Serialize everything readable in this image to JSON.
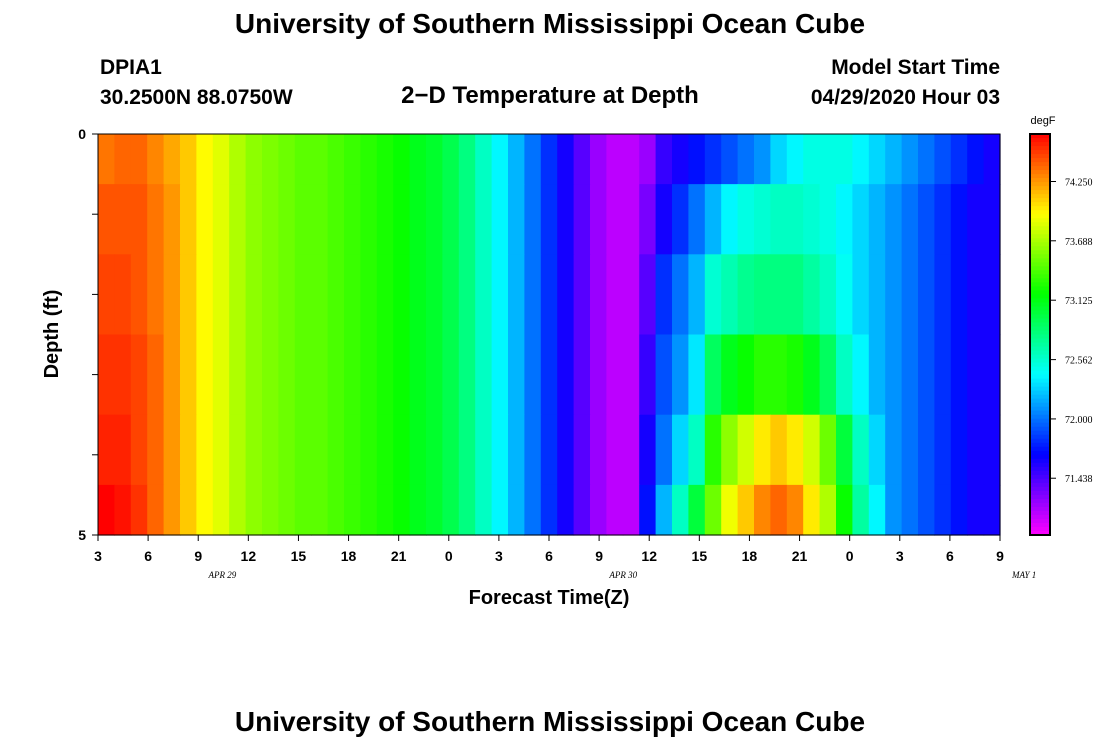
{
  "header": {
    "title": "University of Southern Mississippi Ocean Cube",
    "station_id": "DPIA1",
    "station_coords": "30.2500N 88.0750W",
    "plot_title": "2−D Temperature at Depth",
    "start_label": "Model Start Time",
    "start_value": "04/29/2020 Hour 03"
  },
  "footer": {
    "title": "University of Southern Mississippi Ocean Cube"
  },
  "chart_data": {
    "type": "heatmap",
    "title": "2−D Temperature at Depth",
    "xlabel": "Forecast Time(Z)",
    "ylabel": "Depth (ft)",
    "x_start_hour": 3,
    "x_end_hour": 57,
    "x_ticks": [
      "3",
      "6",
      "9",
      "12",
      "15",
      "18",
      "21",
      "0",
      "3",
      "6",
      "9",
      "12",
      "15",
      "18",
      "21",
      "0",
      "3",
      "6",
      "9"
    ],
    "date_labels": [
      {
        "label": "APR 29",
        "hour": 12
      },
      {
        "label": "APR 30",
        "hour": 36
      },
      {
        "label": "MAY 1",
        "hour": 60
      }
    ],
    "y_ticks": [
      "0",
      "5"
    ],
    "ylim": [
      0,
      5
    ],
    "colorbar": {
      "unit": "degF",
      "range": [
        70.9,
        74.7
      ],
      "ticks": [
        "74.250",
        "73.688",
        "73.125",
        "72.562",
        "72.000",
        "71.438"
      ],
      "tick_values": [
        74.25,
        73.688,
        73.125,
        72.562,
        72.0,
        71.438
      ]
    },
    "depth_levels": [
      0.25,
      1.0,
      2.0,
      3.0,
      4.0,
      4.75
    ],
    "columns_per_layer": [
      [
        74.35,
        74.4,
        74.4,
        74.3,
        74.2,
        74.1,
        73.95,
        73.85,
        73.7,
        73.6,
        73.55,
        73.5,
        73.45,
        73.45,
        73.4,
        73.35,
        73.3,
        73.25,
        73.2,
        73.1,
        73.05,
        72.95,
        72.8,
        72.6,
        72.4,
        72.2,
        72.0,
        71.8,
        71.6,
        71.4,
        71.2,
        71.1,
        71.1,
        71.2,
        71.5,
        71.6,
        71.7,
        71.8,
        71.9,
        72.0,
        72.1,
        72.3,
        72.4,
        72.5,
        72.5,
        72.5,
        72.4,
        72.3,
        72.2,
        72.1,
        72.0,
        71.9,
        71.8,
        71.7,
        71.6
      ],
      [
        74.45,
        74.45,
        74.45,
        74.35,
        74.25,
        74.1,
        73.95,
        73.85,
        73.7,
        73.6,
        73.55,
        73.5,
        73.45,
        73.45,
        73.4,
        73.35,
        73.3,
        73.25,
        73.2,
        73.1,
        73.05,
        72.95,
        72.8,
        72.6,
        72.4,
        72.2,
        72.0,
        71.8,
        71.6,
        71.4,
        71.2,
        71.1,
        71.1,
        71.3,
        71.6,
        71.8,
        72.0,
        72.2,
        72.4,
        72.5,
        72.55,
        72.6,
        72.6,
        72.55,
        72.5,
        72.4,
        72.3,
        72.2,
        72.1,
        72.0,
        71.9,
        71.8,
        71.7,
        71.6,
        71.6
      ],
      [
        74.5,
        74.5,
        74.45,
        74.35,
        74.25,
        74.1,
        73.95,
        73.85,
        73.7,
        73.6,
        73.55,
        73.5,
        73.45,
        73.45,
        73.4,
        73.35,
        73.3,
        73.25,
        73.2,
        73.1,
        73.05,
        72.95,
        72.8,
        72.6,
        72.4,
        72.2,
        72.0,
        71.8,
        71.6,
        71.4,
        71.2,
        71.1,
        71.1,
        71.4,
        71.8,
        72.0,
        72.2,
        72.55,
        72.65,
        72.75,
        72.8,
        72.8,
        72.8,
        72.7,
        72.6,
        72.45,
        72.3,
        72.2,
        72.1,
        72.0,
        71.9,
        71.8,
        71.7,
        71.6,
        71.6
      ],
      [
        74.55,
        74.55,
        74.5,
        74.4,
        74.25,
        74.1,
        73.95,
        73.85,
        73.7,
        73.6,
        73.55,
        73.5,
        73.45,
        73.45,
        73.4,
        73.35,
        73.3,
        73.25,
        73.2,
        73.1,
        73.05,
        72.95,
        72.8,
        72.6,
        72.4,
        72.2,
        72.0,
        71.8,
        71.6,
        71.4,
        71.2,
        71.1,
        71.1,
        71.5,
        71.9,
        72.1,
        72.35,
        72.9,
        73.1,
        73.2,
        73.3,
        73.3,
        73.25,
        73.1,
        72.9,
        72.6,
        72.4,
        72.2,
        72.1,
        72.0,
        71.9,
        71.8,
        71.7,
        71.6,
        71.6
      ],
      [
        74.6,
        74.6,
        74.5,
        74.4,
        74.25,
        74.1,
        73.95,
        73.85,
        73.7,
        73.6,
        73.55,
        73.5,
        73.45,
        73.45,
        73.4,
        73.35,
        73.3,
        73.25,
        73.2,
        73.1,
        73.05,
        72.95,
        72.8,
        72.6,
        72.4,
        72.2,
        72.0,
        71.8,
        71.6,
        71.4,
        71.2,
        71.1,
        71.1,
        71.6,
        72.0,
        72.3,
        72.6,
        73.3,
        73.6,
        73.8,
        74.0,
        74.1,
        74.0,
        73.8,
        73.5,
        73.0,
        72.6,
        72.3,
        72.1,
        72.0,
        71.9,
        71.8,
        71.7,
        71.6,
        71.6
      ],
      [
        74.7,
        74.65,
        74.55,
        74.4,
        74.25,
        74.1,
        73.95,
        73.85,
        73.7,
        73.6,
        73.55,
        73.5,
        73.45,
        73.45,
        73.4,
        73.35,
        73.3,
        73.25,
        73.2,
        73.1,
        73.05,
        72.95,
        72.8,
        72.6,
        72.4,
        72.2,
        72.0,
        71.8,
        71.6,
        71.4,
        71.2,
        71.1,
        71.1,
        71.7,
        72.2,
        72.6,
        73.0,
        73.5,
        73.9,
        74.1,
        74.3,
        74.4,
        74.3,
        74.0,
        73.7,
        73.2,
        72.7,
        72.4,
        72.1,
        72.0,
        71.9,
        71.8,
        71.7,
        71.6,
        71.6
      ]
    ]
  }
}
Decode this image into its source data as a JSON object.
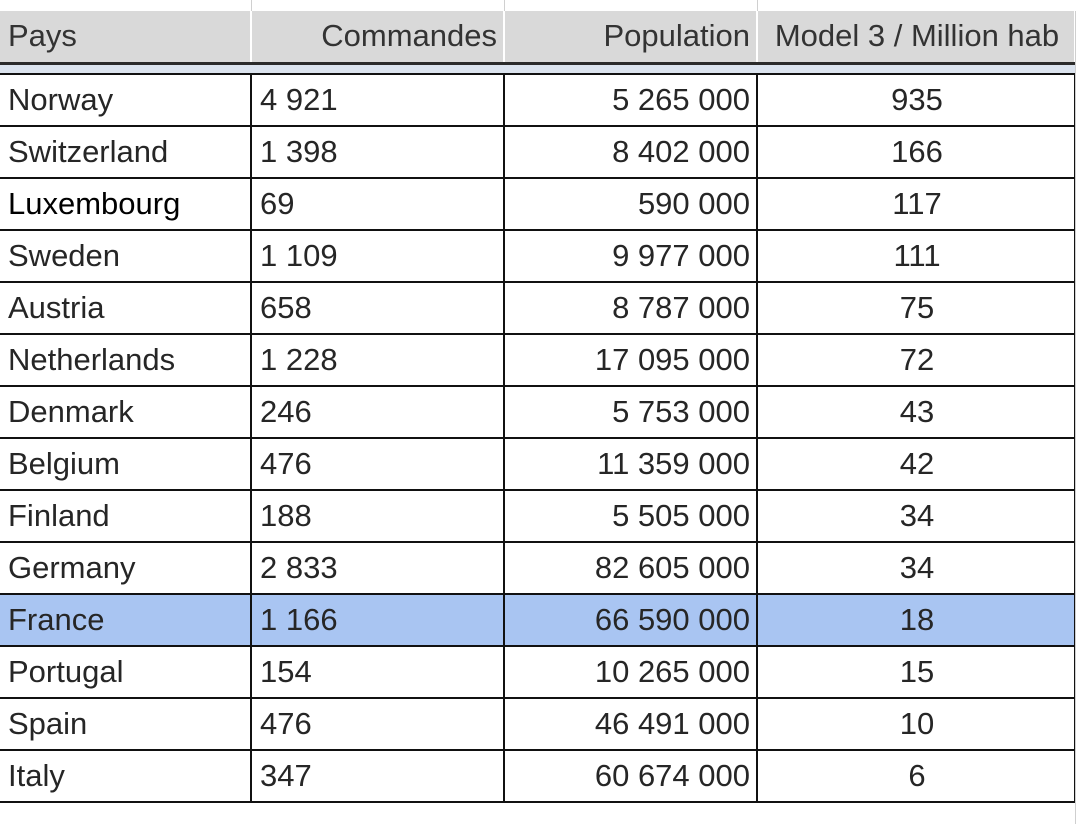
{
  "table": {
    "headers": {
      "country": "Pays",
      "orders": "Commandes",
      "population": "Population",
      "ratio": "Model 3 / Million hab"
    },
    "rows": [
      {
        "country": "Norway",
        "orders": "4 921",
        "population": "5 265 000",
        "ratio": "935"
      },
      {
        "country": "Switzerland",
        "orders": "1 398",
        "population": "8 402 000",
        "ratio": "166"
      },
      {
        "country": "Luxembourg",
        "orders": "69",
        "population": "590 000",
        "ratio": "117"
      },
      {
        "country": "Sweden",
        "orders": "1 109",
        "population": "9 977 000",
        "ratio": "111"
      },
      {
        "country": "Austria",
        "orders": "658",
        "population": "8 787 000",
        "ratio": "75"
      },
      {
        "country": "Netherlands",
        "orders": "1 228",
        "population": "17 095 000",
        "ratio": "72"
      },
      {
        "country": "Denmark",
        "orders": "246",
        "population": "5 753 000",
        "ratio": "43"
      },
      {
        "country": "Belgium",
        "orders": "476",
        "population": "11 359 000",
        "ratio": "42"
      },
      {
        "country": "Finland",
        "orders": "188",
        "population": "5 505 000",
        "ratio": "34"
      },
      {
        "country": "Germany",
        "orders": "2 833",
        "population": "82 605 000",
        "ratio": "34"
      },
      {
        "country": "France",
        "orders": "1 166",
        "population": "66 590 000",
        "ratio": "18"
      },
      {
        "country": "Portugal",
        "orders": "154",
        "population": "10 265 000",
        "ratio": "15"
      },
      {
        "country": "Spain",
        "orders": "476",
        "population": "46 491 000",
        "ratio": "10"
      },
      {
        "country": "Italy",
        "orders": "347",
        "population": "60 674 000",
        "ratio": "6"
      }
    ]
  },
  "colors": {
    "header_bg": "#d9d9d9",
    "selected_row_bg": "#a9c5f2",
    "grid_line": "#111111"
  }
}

(THE EXERCISE):
Pick out the lines above that hold the string "Cube" and show them.

(RESULT FOR THIS TASK):
    "title": "University of Southern Mississippi Ocean Cube",
    "title": "University of Southern Mississippi Ocean Cube"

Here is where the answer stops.